- _THE EXERCISE_
The records that follow are to be transcribed in full, without their images.

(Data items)
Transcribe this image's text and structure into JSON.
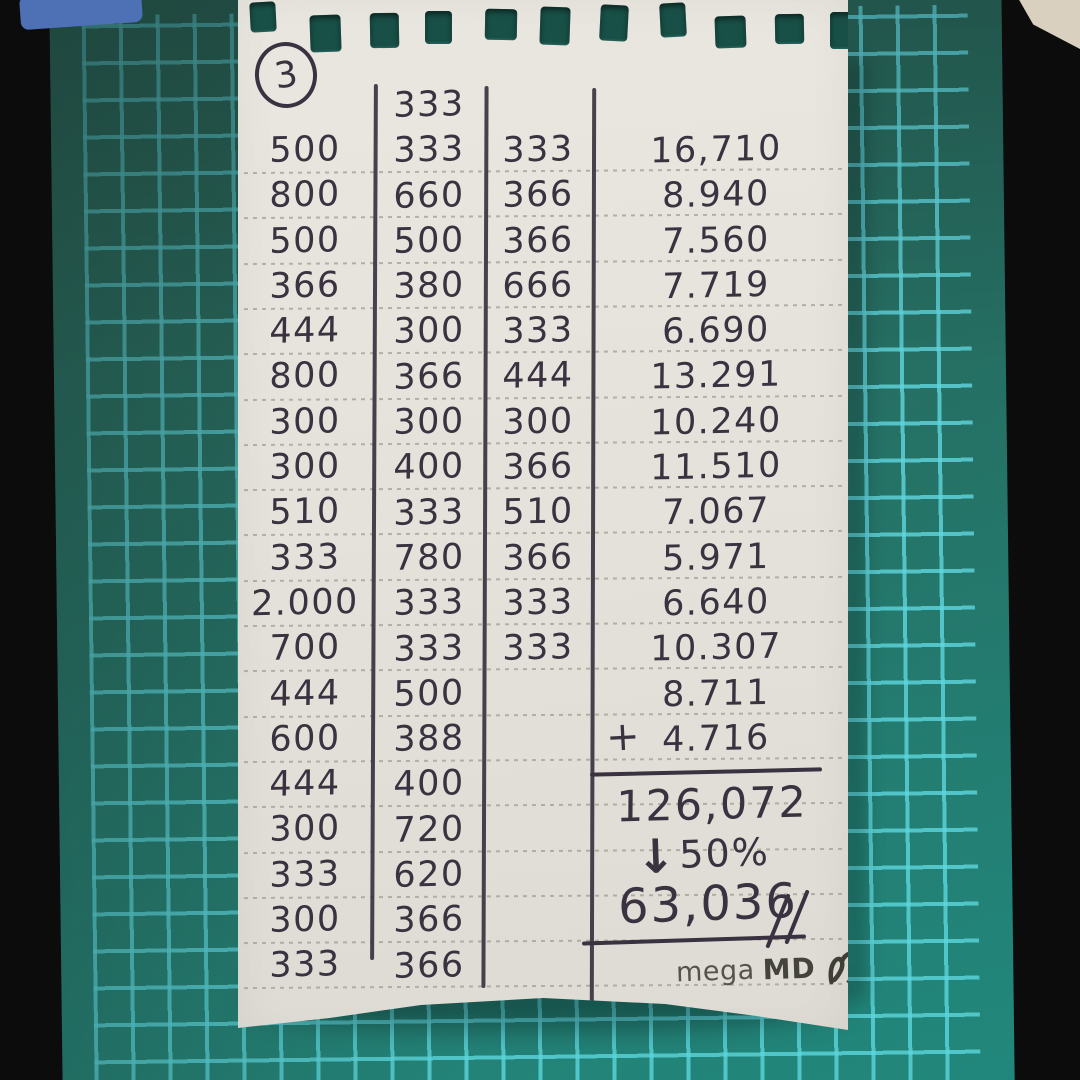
{
  "page": {
    "number": "3"
  },
  "table": {
    "column1": [
      "500",
      "800",
      "500",
      "366",
      "444",
      "800",
      "300",
      "300",
      "510",
      "333",
      "2.000",
      "700",
      "444",
      "600",
      "444",
      "300",
      "333",
      "300",
      "333"
    ],
    "column2_header": "333",
    "column2": [
      "333",
      "660",
      "500",
      "380",
      "300",
      "366",
      "300",
      "400",
      "333",
      "780",
      "333",
      "333",
      "500",
      "388",
      "400",
      "720",
      "620",
      "366",
      "366"
    ],
    "column3": [
      "333",
      "366",
      "366",
      "666",
      "333",
      "444",
      "300",
      "366",
      "510",
      "366",
      "333",
      "333"
    ],
    "column4": [
      "16,710",
      "8.940",
      "7.560",
      "7.719",
      "6.690",
      "13.291",
      "10.240",
      "11.510",
      "7.067",
      "5.971",
      "6.640",
      "10.307",
      "8.711"
    ],
    "addend_operator": "+",
    "addend_value": "4.716"
  },
  "summary": {
    "subtotal": "126,072",
    "discount_arrow": "↓",
    "discount_label": "50%",
    "final_total": "63,036"
  },
  "branding": {
    "brand_word_1": "mega",
    "brand_word_2": "MD"
  },
  "colors": {
    "ink": "#3a3240",
    "paper": "#e4e2da",
    "mat_base": "#2b6b5f",
    "mat_grid": "#60d6de",
    "desk_background": "#0c0c0c",
    "ruled_line": "#9c9a8c"
  }
}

- _OUTPUT OF THE EXERCISE_
Transcribe this image's text and structure into JSON.
{
  "page": {
    "number": "3"
  },
  "table": {
    "column1": [
      "500",
      "800",
      "500",
      "366",
      "444",
      "800",
      "300",
      "300",
      "510",
      "333",
      "2.000",
      "700",
      "444",
      "600",
      "444",
      "300",
      "333",
      "300",
      "333"
    ],
    "column2_header": "333",
    "column2": [
      "333",
      "660",
      "500",
      "380",
      "300",
      "366",
      "300",
      "400",
      "333",
      "780",
      "333",
      "333",
      "500",
      "388",
      "400",
      "720",
      "620",
      "366",
      "366"
    ],
    "column3": [
      "333",
      "366",
      "366",
      "666",
      "333",
      "444",
      "300",
      "366",
      "510",
      "366",
      "333",
      "333"
    ],
    "column4": [
      "16,710",
      "8.940",
      "7.560",
      "7.719",
      "6.690",
      "13.291",
      "10.240",
      "11.510",
      "7.067",
      "5.971",
      "6.640",
      "10.307",
      "8.711"
    ],
    "addend_operator": "+",
    "addend_value": "4.716"
  },
  "summary": {
    "subtotal": "126,072",
    "discount_arrow": "↓",
    "discount_label": "50%",
    "final_total": "63,036"
  },
  "branding": {
    "brand_word_1": "mega",
    "brand_word_2": "MD"
  },
  "colors": {
    "ink": "#3a3240",
    "paper": "#e4e2da",
    "mat_base": "#2b6b5f",
    "mat_grid": "#60d6de",
    "desk_background": "#0c0c0c",
    "ruled_line": "#9c9a8c"
  }
}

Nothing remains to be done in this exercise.